Актера Виктора Тарасова вспоминает дочь Екатерина

Испытание на подлинность

О фильме Владимира Корш–Саблина «Первые испытания», вышедшем на экраны в 1960 году, сегодня мало кто вспомнит. А зря. Хотя бы потому, что в истории советского кинематографа таких картин наперечет. Конечно, о художественных достоинствах сейчас можно спорить, но внимания давняя экранизация хрестоматийной трилогии Якуба Коласа «На ростанях» заслуживает уже только тем, что фактически отсюда начался путь в большое советское кино не у одного из наших кумиров. Андрея Лобановича сыграл Эдуард Изотов, будущий Иван–оборотень, которого именно там «присмотрел» Александр Роу, режиссер всенародно любимой киносказки «Морозко». Роль Ядвиси была первой крупной ролью в то время еще никому не известной Натальи Кустинской. Одним из первых стал этот фильм и в карьере Николая Еременко–старшего, а в фильмографии Александра Кистова — последним...

Впервые имя Виктора Тарасова появилось на экране тогда же. Хотя роль народного заступника Аксена Каля первой его ролью в кино не была. В забытой комедии «Наши соседи» Тарасов сыграл настолько незначительный персонаж, что его даже не отметили в титрах. Но не прошло и десяти лет, как режиссеры стали буквально рвать его на части, предлагая роли в своих новых картинах. Тарасова начали узнавать повсюду...

— При этом до конца жизни он считал, что кино, театр — занятие не вполне «его», — вспоминает кинорежиссер Екатерина Тарасова, дочь Виктора Павловича. — Действительно, мужчине в этой подчиненной профессии тяжело, особенно такому независимому, каким был папа. Но ему повезло. Все картинки складывались в пазл сами собой: где–то его заметили, в правильное время появился на студии... Прогибаться, выпрашивать работу он был неспособен в принципе, и если бы хоть раз возникла такая ситуация, ушел бы из профессии сразу. Кем мог стать? Да кем угодно. Успешным хирургом или механиком, милиционером, капитаном, возможно, даже азартным вором. Но повезло театру. Повезло кино...

-*-*-

**Что сделать**
1) Перепишите из записей без изменений строки от той, в которой есть «rule-toggle: ON OFF xyxy=(634,286,684,298)», до той, в которой есть «seated-count-label: 1 /», включая обе эти строки.
2) Напишите продолжение текста об актере Викторе Тарасове, начиная сразу после его последней фразы.

**Записи для обработки**
-*-*-

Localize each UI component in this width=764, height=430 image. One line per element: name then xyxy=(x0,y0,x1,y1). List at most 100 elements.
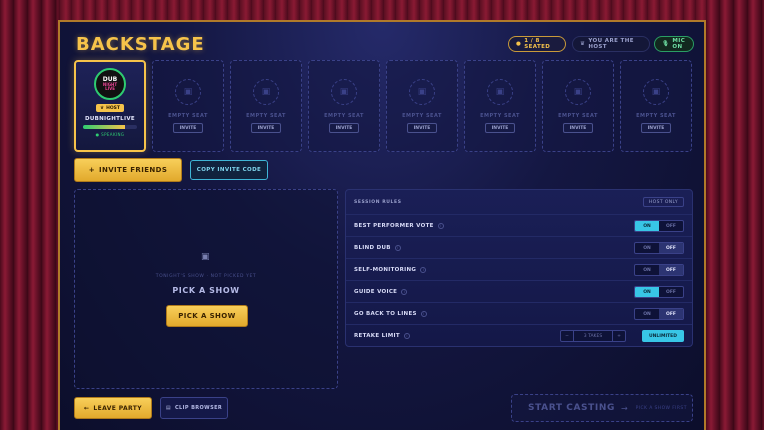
rule-toggle: ON OFF xyxy=(634,286,684,298)
toggle-off-option[interactable]: OFF xyxy=(659,243,683,253)
show-picker-panel: ▣ TONIGHT'S SHOW · NOT PICKED YET PICK A… xyxy=(74,189,338,389)
toggle-on-option[interactable]: ON xyxy=(635,309,659,319)
seated-count-label: 1 / 8 SEATED xyxy=(524,38,551,50)
seat-invite-button[interactable]: INVITE xyxy=(251,123,281,133)
mic-toggle[interactable]: 🎙 MIC ON xyxy=(654,36,694,52)
leave-party-button[interactable]: ← LEAVE PARTY xyxy=(74,397,152,419)
crown-icon: ♛ xyxy=(100,105,105,111)
rule-toggle: ON OFF xyxy=(634,242,684,254)
unlimited-button[interactable]: UNLIMITED xyxy=(642,330,684,342)
empty-seat-card: ▣ EMPTY SEAT INVITE xyxy=(620,60,692,152)
info-icon[interactable]: i xyxy=(401,288,408,295)
tv-icon: ▣ xyxy=(201,252,210,262)
seat-invite-button[interactable]: INVITE xyxy=(641,123,671,133)
empty-seat-card: ▣ EMPTY SEAT INVITE xyxy=(542,60,614,152)
dub-night-live-logo: DUB NIGHT LIVE xyxy=(94,68,126,100)
empty-seat-label: EMPTY SEAT xyxy=(402,113,442,119)
info-icon[interactable]: i xyxy=(420,266,427,273)
rule-row: SELF-MONITORING i ON OFF xyxy=(346,258,692,280)
toggle-on-option[interactable]: ON xyxy=(635,287,659,297)
toggle-on-option[interactable]: ON xyxy=(635,221,659,231)
retake-value: 3 TAKES xyxy=(573,331,613,341)
decrement-button[interactable]: − xyxy=(561,331,573,341)
info-icon[interactable]: i xyxy=(420,310,427,317)
session-rules-heading: SESSION RULES xyxy=(354,200,402,205)
seated-count-badge: ● 1 / 8 SEATED xyxy=(508,36,566,52)
toggle-off-option[interactable]: OFF xyxy=(659,287,683,297)
curtain-right xyxy=(706,0,764,430)
retake-limit-label: RETAKE LIMIT xyxy=(354,332,400,339)
film-icon: ▤ xyxy=(165,405,171,411)
mic-status-label: MIC ON xyxy=(672,38,686,50)
tonight-show-status: TONIGHT'S SHOW · NOT PICKED YET xyxy=(155,274,257,279)
rule-label: GUIDE VOICE xyxy=(354,288,398,295)
rule-label: SELF-MONITORING xyxy=(354,266,417,273)
empty-seat-card: ▣ EMPTY SEAT INVITE xyxy=(464,60,536,152)
info-icon[interactable]: i xyxy=(437,222,444,229)
seat-icon: ▣ xyxy=(331,79,357,105)
empty-seat-card: ▣ EMPTY SEAT INVITE xyxy=(230,60,302,152)
seat-invite-button[interactable]: INVITE xyxy=(485,123,515,133)
seat-icon: ▣ xyxy=(487,79,513,105)
copy-invite-code-button[interactable]: COPY INVITE CODE xyxy=(190,160,268,180)
empty-seat-card: ▣ EMPTY SEAT INVITE xyxy=(308,60,380,152)
invite-friends-button[interactable]: + INVITE FRIENDS xyxy=(74,158,182,182)
pick-show-button[interactable]: PICK A SHOW xyxy=(166,305,248,327)
curtain-top xyxy=(0,0,764,22)
mic-level-fill xyxy=(83,125,126,129)
retake-limit-row: RETAKE LIMIT i − 3 TAKES + UNLIMITED xyxy=(346,324,692,346)
host-status-label: YOU ARE THE HOST xyxy=(588,38,634,50)
clip-browser-button[interactable]: ▤ CLIP BROWSER xyxy=(160,397,228,419)
seat-icon: ▣ xyxy=(175,79,201,105)
seat-row: DUB NIGHT LIVE ♛ HOST DUBNIGHTLIVE ● SPE… xyxy=(74,60,692,152)
rule-label: GO BACK TO LINES xyxy=(354,310,417,317)
seat-icon: ▣ xyxy=(409,79,435,105)
increment-button[interactable]: + xyxy=(613,331,625,341)
toggle-off-option[interactable]: OFF xyxy=(659,265,683,275)
empty-seat-label: EMPTY SEAT xyxy=(636,113,676,119)
mic-icon: 🎙 xyxy=(662,41,670,47)
host-username: DUBNIGHTLIVE xyxy=(85,116,135,122)
rule-row: BLIND DUB i ON OFF xyxy=(346,236,692,258)
speaking-status: ● SPEAKING xyxy=(95,132,125,137)
rule-label: BLIND DUB xyxy=(354,244,391,251)
plus-icon: + xyxy=(88,166,95,174)
info-icon[interactable]: i xyxy=(394,244,401,251)
arrow-left-icon: ← xyxy=(83,404,90,412)
seat-invite-button[interactable]: INVITE xyxy=(407,123,437,133)
session-rules-panel: SESSION RULES HOST ONLY BEST PERFORMER V… xyxy=(345,189,693,347)
seat-invite-button[interactable]: INVITE xyxy=(173,123,203,133)
seat-icon: ▣ xyxy=(565,79,591,105)
rule-toggle: ON OFF xyxy=(634,264,684,276)
page-title: BACKSTAGE xyxy=(76,34,205,55)
empty-seat-label: EMPTY SEAT xyxy=(480,113,520,119)
toggle-on-option[interactable]: ON xyxy=(635,265,659,275)
empty-seat-card: ▣ EMPTY SEAT INVITE xyxy=(386,60,458,152)
pick-show-heading: PICK A SHOW xyxy=(172,286,240,295)
seat-invite-button[interactable]: INVITE xyxy=(563,123,593,133)
seat-icon: ▣ xyxy=(643,79,669,105)
retake-stepper: − 3 TAKES + xyxy=(560,330,626,342)
rule-row: GO BACK TO LINES i ON OFF xyxy=(346,302,692,324)
empty-seat-card: ▣ EMPTY SEAT INVITE xyxy=(152,60,224,152)
toggle-on-option[interactable]: ON xyxy=(635,243,659,253)
rule-toggle: ON OFF xyxy=(634,308,684,320)
info-icon[interactable]: i xyxy=(403,332,410,339)
start-casting-hint: PICK A SHOW FIRST xyxy=(635,405,687,411)
host-only-badge: HOST ONLY xyxy=(642,197,684,207)
host-seat-card: DUB NIGHT LIVE ♛ HOST DUBNIGHTLIVE ● SPE… xyxy=(74,60,146,152)
arrow-right-icon: → xyxy=(620,403,628,413)
toggle-off-option[interactable]: OFF xyxy=(659,309,683,319)
toggle-off-option[interactable]: OFF xyxy=(659,221,683,231)
seat-invite-button[interactable]: INVITE xyxy=(329,123,359,133)
rule-toggle: ON OFF xyxy=(634,220,684,232)
rule-row: GUIDE VOICE i ON OFF xyxy=(346,280,692,302)
empty-seat-label: EMPTY SEAT xyxy=(558,113,598,119)
empty-seat-label: EMPTY SEAT xyxy=(246,113,286,119)
host-status-badge: ♛ YOU ARE THE HOST xyxy=(572,36,650,52)
rule-label: BEST PERFORMER VOTE xyxy=(354,222,434,229)
start-casting-button[interactable]: START CASTING → PICK A SHOW FIRST xyxy=(511,394,693,422)
mic-level-meter xyxy=(83,125,137,129)
crown-icon: ♛ xyxy=(580,41,586,47)
seat-icon: ▣ xyxy=(253,79,279,105)
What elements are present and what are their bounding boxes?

-*-*-

**Ответы по заданиям**
1)
rule-toggle: ON OFF xyxy=(634,286,684,298)
toggle-off-option[interactable]: OFF xyxy=(659,243,683,253)
show-picker-panel: ▣ TONIGHT'S SHOW · NOT PICKED YET PICK A… xyxy=(74,189,338,389)
toggle-on-option[interactable]: ON xyxy=(635,309,659,319)
seated-count-label: 1 / 8 SEATED xyxy=(524,38,551,50)

2)
Известно, что документы в Белорусский театрально–художественный институт он подавал «за компанию» с давним другом и будущим коллегой по купаловской сцене Геннадием Овсянниковым (к слову, годы спустя оба стали народными артистами СССР). Однако решающим фактом было, пожалуй, другое: тогда в тот же вуз поступала первая любовь Виктора Тарасова. Поклонникам ее имя ничего не скажет — актрисой девушка так и не стала... Есть и другая версия: якобы мечта об актерской профессии появилась у него после того, как постоял на оперной сцене в спектакле «Князь Игорь». Попал он туда совершенно случайно — прямо с улицы, где его заприметил сотрудник театра, подыскивавший фактурных парней для массовки.

— Я не раз спрашивала, что он чувствует на сцене, — рассказывает Екатерина Тарасова. — «Знаешь, больше всего это похоже на то, будто я аккумулятор и меня подзаряжает большой генератор», — говорил папа. Однако в какой момент он почувствовал это впервые, объяснить не мог. Просто со временем это стало частью его жизни.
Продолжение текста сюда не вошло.